Extracted data:
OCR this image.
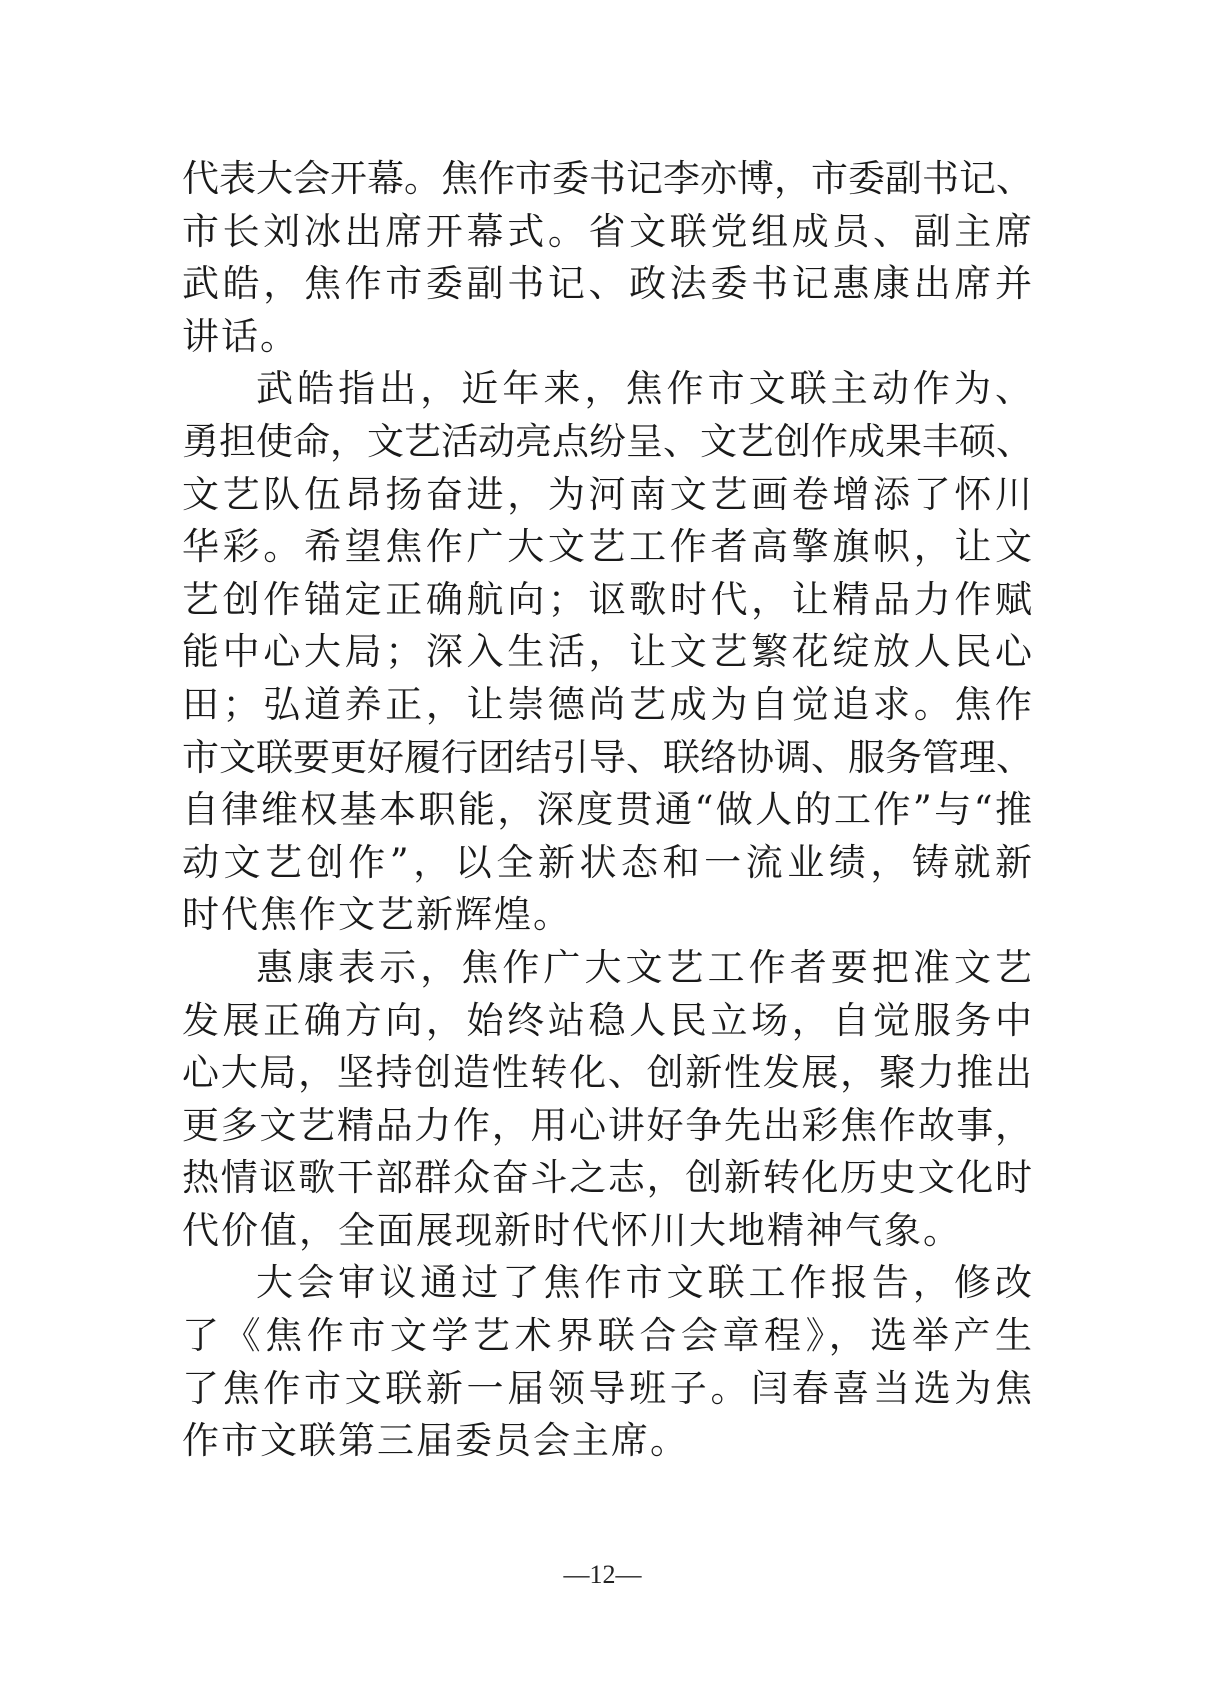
代表大会开幕。焦作市委书记李亦博，市委副书记、
市长刘冰出席开幕式。省文联党组成员、副主席
武皓，焦作市委副书记、政法委书记惠康出席并
讲话。
武皓指出，近年来，焦作市文联主动作为、
勇担使命，文艺活动亮点纷呈、文艺创作成果丰硕、
文艺队伍昂扬奋进，为河南文艺画卷增添了怀川
华彩。希望焦作广大文艺工作者高擎旗帜，让文
艺创作锚定正确航向；讴歌时代，让精品力作赋
能中心大局；深入生活，让文艺繁花绽放人民心
田；弘道养正，让崇德尚艺成为自觉追求。焦作
市文联要更好履行团结引导、联络协调、服务管理、
自律维权基本职能，深度贯通“做人的工作”与“推
动文艺创作”，以全新状态和一流业绩，铸就新
时代焦作文艺新辉煌。
惠康表示，焦作广大文艺工作者要把准文艺
发展正确方向，始终站稳人民立场，自觉服务中
心大局，坚持创造性转化、创新性发展，聚力推出
更多文艺精品力作，用心讲好争先出彩焦作故事，
热情讴歌干部群众奋斗之志，创新转化历史文化时
代价值，全面展现新时代怀川大地精神气象。
大会审议通过了焦作市文联工作报告，修改
了《焦作市文学艺术界联合会章程》，选举产生
了焦作市文联新一届领导班子。闫春喜当选为焦
作市文联第三届委员会主席。
—12—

Your task:
Leaving the pictures aside, transcribe the entire listing exactly.

The result:
OCR this image.
代表大会开幕。焦作市委书记李亦博，市委副书记、
市长刘冰出席开幕式。省文联党组成员、副主席
武皓，焦作市委副书记、政法委书记惠康出席并
讲话。
武皓指出，近年来，焦作市文联主动作为、
勇担使命，文艺活动亮点纷呈、文艺创作成果丰硕、
文艺队伍昂扬奋进，为河南文艺画卷增添了怀川
华彩。希望焦作广大文艺工作者高擎旗帜，让文
艺创作锚定正确航向；讴歌时代，让精品力作赋
能中心大局；深入生活，让文艺繁花绽放人民心
田；弘道养正，让崇德尚艺成为自觉追求。焦作
市文联要更好履行团结引导、联络协调、服务管理、
自律维权基本职能，深度贯通“做人的工作”与“推
动文艺创作”，以全新状态和一流业绩，铸就新
时代焦作文艺新辉煌。
惠康表示，焦作广大文艺工作者要把准文艺
发展正确方向，始终站稳人民立场，自觉服务中
心大局，坚持创造性转化、创新性发展，聚力推出
更多文艺精品力作，用心讲好争先出彩焦作故事，
热情讴歌干部群众奋斗之志，创新转化历史文化时
代价值，全面展现新时代怀川大地精神气象。
大会审议通过了焦作市文联工作报告，修改
了《焦作市文学艺术界联合会章程》，选举产生
了焦作市文联新一届领导班子。闫春喜当选为焦
作市文联第三届委员会主席。
—12—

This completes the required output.